• WHAT IS REQUIRED:
Scan the data below for the string "color". Show every line where it turns up.

• DATASET EXTRACT:
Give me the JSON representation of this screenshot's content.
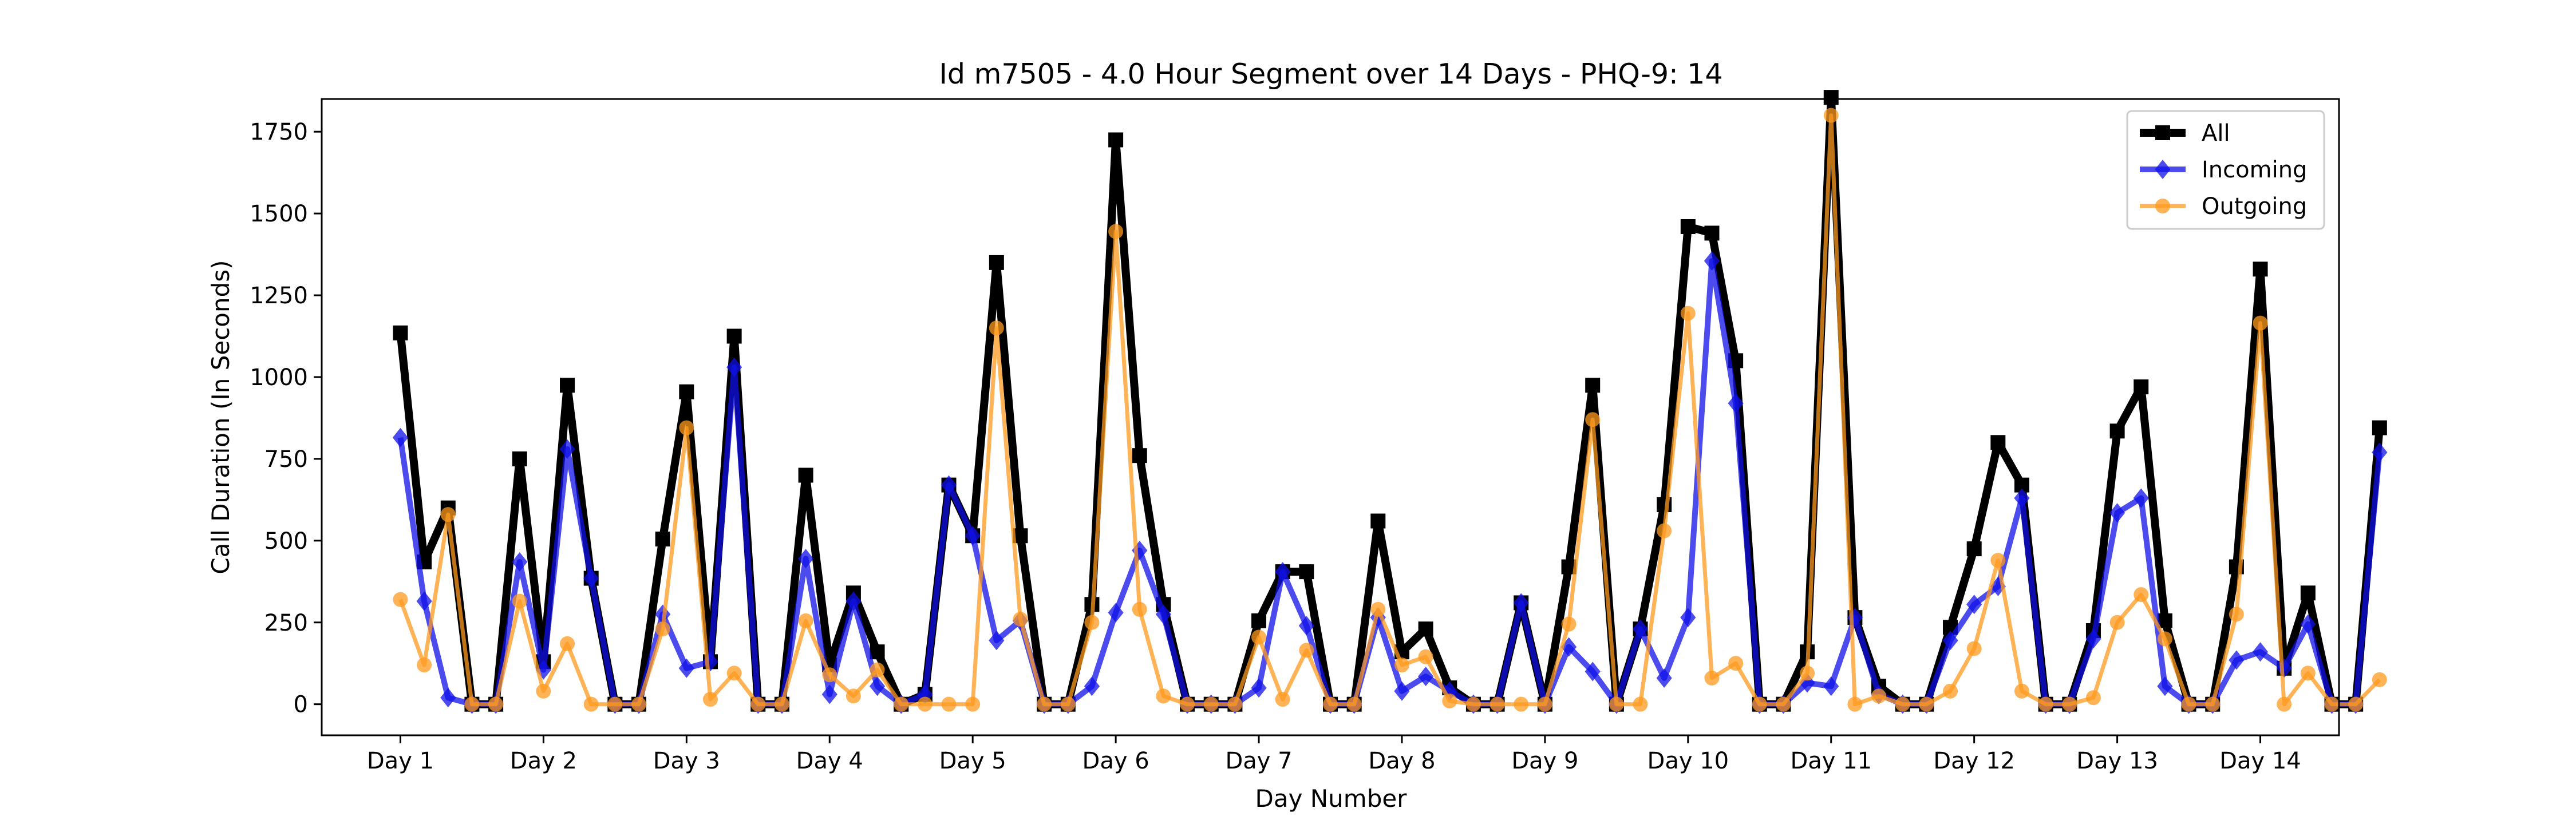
{
  "chart_data": {
    "type": "line",
    "title": "Id m7505 - 4.0 Hour Segment over 14 Days - PHQ-9: 14",
    "xlabel": "Day Number",
    "ylabel": "Call Duration (In Seconds)",
    "ylim": [
      -95,
      1850
    ],
    "xlim": [
      0.45,
      14.55
    ],
    "yticks": [
      0,
      250,
      500,
      750,
      1000,
      1250,
      1500,
      1750
    ],
    "xtick_labels": [
      "Day 1",
      "Day 2",
      "Day 3",
      "Day 4",
      "Day 5",
      "Day 6",
      "Day 7",
      "Day 8",
      "Day 9",
      "Day 10",
      "Day 11",
      "Day 12",
      "Day 13",
      "Day 14"
    ],
    "grid": false,
    "legend_position": "top-right",
    "points_per_day": 6,
    "series": [
      {
        "name": "All",
        "color": "#000000",
        "marker": "square",
        "values": [
          1135,
          435,
          600,
          0,
          0,
          750,
          130,
          975,
          385,
          0,
          0,
          505,
          955,
          130,
          1125,
          0,
          0,
          700,
          120,
          340,
          160,
          0,
          30,
          670,
          515,
          1350,
          515,
          0,
          0,
          305,
          1725,
          760,
          305,
          0,
          0,
          0,
          255,
          405,
          405,
          0,
          0,
          560,
          160,
          230,
          50,
          0,
          0,
          310,
          0,
          420,
          975,
          0,
          230,
          610,
          1460,
          1440,
          1050,
          0,
          0,
          160,
          1855,
          265,
          55,
          0,
          0,
          235,
          475,
          800,
          670,
          0,
          0,
          225,
          835,
          970,
          255,
          0,
          0,
          420,
          1330,
          110,
          340,
          0,
          0,
          845
        ]
      },
      {
        "name": "Incoming",
        "color": "#1010e8",
        "marker": "diamond",
        "values": [
          815,
          315,
          20,
          0,
          0,
          435,
          105,
          780,
          385,
          0,
          0,
          275,
          110,
          130,
          1030,
          0,
          0,
          445,
          30,
          315,
          55,
          0,
          30,
          670,
          515,
          195,
          255,
          0,
          0,
          55,
          280,
          470,
          275,
          0,
          0,
          0,
          50,
          405,
          240,
          0,
          0,
          265,
          40,
          85,
          40,
          0,
          0,
          310,
          0,
          175,
          100,
          0,
          230,
          80,
          265,
          1355,
          920,
          0,
          0,
          65,
          55,
          265,
          30,
          0,
          0,
          195,
          305,
          360,
          630,
          0,
          0,
          200,
          585,
          630,
          55,
          0,
          0,
          135,
          160,
          110,
          245,
          0,
          0,
          770
        ]
      },
      {
        "name": "Outgoing",
        "color": "#ff9a1f",
        "marker": "circle",
        "values": [
          320,
          120,
          580,
          0,
          0,
          315,
          40,
          185,
          0,
          0,
          0,
          230,
          845,
          15,
          95,
          0,
          0,
          255,
          90,
          25,
          105,
          0,
          0,
          0,
          0,
          1150,
          260,
          0,
          0,
          250,
          1445,
          290,
          25,
          0,
          0,
          0,
          205,
          15,
          165,
          0,
          0,
          290,
          120,
          145,
          10,
          0,
          0,
          0,
          0,
          245,
          870,
          0,
          0,
          530,
          1195,
          80,
          125,
          0,
          0,
          95,
          1800,
          0,
          25,
          0,
          0,
          40,
          170,
          440,
          40,
          0,
          0,
          20,
          250,
          335,
          200,
          0,
          0,
          275,
          1165,
          0,
          95,
          0,
          0,
          75
        ]
      }
    ]
  }
}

• SOLVED PROBLEM:
        "color": "#000000",
        "color": "#1010e8",
        "color": "#ff9a1f",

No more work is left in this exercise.